_To do:_ Read through the data and report every line in which the word "тоннелей" occurs.

Dataset items:
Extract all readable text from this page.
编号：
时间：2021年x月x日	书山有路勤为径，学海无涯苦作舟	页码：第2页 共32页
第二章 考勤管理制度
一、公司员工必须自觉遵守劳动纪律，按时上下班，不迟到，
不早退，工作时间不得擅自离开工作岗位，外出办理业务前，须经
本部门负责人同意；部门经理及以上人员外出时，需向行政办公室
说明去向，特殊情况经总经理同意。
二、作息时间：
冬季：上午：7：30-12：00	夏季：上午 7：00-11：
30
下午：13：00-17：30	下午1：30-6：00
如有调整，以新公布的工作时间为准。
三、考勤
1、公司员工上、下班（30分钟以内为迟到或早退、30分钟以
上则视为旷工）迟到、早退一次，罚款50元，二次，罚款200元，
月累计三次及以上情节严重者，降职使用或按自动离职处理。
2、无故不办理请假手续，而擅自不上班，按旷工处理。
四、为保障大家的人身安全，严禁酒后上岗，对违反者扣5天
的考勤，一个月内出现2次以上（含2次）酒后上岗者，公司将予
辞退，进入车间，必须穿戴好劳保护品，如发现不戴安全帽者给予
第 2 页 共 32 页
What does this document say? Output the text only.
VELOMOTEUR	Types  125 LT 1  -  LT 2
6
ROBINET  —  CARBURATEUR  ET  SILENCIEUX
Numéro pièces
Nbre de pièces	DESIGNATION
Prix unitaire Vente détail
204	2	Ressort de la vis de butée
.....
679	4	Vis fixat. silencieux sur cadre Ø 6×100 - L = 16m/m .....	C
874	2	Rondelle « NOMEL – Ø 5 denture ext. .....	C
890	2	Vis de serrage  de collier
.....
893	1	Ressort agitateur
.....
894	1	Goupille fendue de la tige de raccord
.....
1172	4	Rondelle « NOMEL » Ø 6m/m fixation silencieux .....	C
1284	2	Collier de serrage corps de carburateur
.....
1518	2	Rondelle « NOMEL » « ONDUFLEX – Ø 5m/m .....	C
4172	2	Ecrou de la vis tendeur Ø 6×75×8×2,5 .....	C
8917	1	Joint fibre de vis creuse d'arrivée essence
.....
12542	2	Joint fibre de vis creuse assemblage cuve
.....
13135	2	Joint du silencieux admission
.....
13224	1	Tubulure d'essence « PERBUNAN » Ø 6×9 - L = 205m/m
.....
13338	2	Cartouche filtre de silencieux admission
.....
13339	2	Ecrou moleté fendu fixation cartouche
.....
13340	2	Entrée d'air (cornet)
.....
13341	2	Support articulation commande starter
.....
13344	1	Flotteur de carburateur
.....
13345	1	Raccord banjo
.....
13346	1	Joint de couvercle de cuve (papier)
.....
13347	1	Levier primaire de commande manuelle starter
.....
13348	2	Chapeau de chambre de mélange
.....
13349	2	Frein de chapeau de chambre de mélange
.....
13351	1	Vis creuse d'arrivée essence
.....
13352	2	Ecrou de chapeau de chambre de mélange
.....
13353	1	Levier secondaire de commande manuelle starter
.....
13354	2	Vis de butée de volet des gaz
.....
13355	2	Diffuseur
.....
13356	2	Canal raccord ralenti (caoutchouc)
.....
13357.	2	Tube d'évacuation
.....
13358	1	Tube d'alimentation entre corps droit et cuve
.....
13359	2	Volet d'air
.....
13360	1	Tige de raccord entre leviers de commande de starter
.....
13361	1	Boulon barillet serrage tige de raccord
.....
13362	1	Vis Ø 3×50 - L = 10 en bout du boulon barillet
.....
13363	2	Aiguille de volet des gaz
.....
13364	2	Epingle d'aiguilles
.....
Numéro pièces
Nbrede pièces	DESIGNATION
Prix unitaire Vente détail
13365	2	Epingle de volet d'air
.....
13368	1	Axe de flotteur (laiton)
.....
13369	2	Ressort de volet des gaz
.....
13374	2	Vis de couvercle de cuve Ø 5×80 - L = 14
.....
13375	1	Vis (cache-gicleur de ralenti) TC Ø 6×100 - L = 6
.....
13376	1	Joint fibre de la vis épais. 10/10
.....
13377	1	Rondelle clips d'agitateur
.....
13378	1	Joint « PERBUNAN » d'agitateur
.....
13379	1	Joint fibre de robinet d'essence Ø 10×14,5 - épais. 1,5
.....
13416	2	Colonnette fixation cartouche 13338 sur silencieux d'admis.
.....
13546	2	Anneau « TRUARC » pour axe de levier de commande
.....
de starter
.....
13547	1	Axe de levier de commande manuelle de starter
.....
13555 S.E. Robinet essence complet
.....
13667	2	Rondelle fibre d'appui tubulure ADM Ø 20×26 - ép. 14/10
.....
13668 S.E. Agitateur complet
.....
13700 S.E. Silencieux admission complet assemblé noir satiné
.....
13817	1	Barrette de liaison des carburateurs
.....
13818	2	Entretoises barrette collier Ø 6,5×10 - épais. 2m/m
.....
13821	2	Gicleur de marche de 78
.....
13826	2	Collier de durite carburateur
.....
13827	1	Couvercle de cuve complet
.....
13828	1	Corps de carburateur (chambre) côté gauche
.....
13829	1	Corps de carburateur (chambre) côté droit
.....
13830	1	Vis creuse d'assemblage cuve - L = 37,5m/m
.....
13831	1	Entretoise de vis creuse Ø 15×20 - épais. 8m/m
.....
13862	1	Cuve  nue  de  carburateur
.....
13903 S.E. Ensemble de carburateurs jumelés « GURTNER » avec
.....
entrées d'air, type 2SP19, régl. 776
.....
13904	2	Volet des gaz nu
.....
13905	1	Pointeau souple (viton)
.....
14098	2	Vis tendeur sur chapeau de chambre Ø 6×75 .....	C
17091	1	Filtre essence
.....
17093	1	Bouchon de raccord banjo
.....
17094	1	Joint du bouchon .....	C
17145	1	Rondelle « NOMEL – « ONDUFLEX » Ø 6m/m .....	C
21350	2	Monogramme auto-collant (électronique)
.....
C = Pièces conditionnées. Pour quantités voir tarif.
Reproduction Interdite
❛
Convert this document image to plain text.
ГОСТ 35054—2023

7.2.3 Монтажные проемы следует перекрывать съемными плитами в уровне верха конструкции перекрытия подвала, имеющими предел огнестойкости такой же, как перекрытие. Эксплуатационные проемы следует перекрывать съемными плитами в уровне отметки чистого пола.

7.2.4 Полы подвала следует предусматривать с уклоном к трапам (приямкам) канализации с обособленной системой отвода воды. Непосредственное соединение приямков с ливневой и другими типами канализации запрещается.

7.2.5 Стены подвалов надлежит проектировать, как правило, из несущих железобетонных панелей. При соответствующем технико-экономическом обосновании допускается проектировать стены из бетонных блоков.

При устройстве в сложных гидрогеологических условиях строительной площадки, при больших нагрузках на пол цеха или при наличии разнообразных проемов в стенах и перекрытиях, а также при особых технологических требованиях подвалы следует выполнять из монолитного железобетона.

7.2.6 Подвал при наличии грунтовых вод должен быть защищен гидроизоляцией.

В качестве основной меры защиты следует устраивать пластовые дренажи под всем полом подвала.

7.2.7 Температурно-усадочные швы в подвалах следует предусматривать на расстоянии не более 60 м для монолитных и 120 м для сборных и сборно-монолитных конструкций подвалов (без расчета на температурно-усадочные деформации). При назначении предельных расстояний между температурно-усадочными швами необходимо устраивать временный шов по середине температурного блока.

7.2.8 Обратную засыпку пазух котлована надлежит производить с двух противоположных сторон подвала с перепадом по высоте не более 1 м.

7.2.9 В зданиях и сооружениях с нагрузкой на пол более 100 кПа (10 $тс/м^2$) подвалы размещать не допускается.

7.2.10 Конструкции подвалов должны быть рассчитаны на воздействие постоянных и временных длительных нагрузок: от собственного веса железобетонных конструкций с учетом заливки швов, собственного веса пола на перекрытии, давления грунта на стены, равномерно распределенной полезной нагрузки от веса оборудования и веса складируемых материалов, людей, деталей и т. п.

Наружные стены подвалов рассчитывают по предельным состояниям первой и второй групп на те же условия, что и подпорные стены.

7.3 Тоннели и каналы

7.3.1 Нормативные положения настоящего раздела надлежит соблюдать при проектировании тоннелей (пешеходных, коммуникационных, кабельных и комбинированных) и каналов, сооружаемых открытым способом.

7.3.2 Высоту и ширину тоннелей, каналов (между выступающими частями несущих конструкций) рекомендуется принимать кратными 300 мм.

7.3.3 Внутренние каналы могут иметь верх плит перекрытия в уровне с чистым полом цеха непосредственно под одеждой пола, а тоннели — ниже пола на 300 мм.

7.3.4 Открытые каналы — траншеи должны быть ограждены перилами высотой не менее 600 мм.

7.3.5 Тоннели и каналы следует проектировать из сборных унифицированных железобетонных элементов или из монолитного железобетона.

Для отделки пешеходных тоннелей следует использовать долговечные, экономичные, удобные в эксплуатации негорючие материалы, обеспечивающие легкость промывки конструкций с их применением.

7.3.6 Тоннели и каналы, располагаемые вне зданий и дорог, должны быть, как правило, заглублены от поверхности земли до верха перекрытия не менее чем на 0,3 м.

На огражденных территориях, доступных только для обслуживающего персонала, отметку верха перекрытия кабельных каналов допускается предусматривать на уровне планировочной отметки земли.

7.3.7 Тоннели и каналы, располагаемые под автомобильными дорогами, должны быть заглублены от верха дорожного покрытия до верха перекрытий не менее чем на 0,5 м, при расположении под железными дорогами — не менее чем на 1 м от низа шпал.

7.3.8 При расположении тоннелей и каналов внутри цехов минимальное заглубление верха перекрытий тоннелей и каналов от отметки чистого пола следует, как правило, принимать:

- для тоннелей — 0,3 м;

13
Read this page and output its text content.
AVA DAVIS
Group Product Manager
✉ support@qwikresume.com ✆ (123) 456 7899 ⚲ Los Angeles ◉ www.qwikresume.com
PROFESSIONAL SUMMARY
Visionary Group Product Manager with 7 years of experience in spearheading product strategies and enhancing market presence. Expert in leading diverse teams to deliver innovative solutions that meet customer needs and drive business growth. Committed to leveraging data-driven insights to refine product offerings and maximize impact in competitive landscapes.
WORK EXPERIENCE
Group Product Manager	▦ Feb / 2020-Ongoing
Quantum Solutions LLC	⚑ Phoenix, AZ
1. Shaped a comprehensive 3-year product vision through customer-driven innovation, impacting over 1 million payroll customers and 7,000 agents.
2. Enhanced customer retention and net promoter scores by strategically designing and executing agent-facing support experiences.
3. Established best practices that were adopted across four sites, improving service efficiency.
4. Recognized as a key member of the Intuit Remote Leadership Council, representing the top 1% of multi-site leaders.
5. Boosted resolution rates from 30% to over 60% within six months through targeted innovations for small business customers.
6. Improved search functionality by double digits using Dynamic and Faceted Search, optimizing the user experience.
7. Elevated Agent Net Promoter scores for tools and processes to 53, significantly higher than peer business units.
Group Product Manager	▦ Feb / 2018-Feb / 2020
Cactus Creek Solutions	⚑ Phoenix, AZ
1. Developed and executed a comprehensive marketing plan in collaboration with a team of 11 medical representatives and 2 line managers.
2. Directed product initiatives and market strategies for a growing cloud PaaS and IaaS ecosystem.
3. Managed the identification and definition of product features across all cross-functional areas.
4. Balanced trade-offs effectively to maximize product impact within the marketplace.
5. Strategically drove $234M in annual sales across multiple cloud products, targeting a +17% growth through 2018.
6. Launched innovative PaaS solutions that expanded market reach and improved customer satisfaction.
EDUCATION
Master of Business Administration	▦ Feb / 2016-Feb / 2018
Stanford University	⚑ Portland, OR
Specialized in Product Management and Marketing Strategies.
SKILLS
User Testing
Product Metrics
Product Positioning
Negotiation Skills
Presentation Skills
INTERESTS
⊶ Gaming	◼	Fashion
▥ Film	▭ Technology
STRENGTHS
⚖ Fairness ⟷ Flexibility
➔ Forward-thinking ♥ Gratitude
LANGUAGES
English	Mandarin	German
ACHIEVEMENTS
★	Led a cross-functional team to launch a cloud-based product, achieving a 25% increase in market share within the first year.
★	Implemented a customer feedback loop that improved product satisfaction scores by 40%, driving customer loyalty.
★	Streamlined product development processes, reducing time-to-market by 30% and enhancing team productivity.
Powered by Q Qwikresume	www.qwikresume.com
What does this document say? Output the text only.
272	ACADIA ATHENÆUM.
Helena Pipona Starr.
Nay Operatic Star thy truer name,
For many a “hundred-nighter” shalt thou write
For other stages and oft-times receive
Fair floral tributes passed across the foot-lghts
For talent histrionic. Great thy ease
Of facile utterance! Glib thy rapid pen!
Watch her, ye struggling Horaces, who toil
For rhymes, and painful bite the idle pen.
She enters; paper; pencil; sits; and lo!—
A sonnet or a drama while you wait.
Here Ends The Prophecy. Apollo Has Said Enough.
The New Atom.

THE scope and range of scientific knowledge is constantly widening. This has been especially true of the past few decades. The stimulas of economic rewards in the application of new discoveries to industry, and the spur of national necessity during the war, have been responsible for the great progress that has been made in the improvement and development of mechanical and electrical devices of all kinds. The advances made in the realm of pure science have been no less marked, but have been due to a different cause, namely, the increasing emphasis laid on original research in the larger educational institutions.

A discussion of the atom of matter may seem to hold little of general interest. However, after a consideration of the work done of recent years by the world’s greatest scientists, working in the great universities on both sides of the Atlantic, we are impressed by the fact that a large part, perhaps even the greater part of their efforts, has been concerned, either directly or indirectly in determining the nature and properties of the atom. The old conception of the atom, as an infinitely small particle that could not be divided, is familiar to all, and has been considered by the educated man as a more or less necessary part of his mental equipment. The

_Solution to the exercise:_
7.3.1 Нормативные положения настоящего раздела надлежит соблюдать при проектировании тоннелей (пешеходных, коммуникационных, кабельных и комбинированных) и каналов, сооружаемых открытым способом.
7.3.2 Высоту и ширину тоннелей, каналов (между выступающими частями несущих конструкций) рекомендуется принимать кратными 300 мм.
Для отделки пешеходных тоннелей следует использовать долговечные, экономичные, удобные в эксплуатации негорючие материалы, обеспечивающие легкость промывки конструкций с их применением.
7.3.8 При расположении тоннелей и каналов внутри цехов минимальное заглубление верха перекрытий тоннелей и каналов от отметки чистого пола следует, как правило, принимать:
- для тоннелей — 0,3 м;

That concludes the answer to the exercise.